Exercise directions | Look through the material below for "viridis". Copy every line that contains it.

Some records
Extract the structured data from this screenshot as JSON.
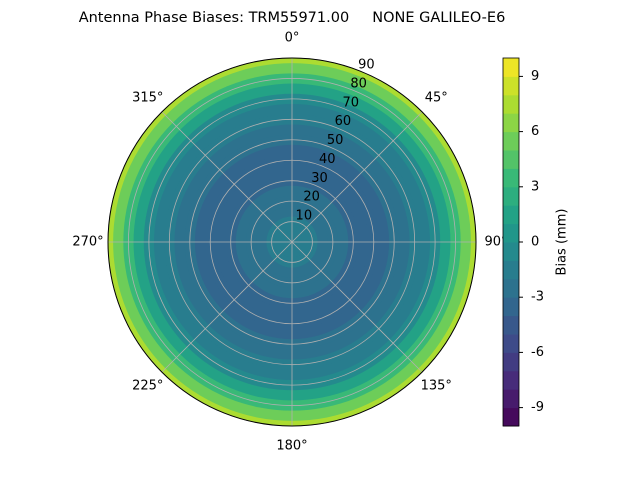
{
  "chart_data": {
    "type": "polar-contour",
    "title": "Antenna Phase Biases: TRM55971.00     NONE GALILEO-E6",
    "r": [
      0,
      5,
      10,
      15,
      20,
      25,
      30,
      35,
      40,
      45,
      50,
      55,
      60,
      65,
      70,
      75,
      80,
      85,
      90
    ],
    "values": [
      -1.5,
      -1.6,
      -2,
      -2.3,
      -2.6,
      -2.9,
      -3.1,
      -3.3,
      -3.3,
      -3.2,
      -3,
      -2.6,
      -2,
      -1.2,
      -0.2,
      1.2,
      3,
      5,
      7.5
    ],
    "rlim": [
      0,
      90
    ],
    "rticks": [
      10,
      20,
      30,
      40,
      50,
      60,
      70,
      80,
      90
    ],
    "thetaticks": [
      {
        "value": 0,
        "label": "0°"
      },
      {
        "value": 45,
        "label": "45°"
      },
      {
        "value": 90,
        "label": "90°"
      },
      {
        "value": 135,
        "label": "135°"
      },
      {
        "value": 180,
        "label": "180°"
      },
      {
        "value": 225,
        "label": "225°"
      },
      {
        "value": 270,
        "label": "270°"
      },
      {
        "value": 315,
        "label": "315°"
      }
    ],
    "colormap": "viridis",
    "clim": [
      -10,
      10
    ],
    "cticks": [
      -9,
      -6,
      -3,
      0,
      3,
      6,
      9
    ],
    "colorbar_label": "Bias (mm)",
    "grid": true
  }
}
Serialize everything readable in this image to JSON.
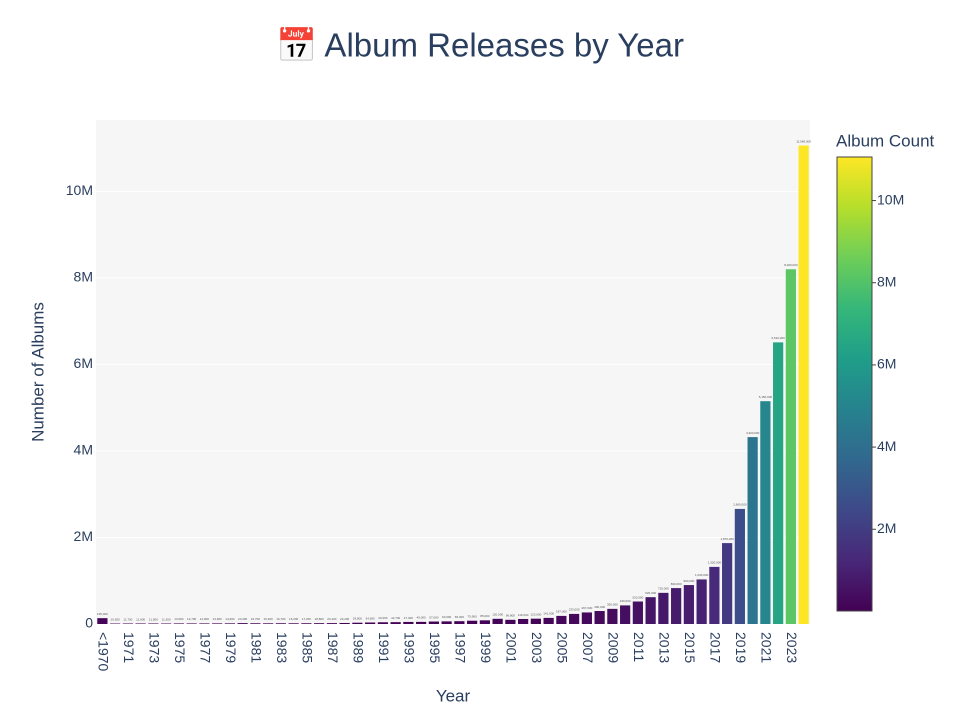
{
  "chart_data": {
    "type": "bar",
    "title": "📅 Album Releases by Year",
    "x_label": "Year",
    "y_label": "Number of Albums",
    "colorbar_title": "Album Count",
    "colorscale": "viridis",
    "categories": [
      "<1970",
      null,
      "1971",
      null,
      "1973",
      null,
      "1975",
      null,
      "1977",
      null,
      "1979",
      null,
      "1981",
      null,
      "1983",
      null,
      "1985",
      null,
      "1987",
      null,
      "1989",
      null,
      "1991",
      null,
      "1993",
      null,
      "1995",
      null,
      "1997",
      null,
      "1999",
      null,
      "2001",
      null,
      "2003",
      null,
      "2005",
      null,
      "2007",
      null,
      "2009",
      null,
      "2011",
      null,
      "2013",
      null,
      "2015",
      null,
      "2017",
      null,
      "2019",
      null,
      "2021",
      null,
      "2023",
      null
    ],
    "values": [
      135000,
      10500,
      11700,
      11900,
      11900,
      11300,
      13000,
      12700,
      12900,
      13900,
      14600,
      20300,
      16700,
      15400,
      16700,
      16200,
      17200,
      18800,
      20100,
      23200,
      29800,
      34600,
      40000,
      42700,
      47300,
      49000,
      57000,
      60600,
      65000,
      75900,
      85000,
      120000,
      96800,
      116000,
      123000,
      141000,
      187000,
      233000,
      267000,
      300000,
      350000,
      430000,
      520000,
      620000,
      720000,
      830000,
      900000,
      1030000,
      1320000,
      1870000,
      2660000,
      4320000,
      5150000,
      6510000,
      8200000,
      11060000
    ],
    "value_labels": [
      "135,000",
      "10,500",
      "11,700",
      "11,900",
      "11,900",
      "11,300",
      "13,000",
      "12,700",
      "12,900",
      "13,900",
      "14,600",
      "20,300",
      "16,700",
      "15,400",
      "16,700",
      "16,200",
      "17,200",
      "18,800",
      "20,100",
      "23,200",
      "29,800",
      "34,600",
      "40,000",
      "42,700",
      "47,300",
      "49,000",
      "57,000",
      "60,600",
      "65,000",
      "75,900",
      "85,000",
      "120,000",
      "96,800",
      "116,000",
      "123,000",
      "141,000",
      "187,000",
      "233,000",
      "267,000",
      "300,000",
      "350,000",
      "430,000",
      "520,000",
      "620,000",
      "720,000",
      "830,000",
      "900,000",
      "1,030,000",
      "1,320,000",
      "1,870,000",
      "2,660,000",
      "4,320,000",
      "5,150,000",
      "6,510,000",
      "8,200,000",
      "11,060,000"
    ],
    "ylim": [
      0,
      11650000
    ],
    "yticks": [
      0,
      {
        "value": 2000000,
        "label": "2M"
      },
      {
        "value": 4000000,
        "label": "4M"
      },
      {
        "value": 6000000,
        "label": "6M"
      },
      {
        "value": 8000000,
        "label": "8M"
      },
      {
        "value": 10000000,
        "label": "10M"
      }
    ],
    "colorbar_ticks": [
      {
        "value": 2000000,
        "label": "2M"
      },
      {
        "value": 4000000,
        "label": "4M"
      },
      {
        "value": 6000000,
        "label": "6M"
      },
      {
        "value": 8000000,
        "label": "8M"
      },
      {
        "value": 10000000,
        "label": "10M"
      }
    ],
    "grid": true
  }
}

--

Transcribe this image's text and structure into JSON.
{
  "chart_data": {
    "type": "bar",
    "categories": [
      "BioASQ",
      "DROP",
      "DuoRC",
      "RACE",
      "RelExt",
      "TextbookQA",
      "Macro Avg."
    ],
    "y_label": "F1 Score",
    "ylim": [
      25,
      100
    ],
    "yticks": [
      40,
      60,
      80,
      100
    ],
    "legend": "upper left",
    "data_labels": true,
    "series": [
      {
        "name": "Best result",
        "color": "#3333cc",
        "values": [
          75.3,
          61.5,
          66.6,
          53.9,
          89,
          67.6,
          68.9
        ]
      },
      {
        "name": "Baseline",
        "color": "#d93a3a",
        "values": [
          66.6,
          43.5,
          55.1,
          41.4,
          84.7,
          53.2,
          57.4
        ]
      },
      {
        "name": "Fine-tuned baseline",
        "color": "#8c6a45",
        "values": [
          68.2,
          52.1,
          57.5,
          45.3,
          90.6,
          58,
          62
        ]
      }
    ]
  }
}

Solution below |
    "colormap": "viridis",
    "colorscale": "viridis",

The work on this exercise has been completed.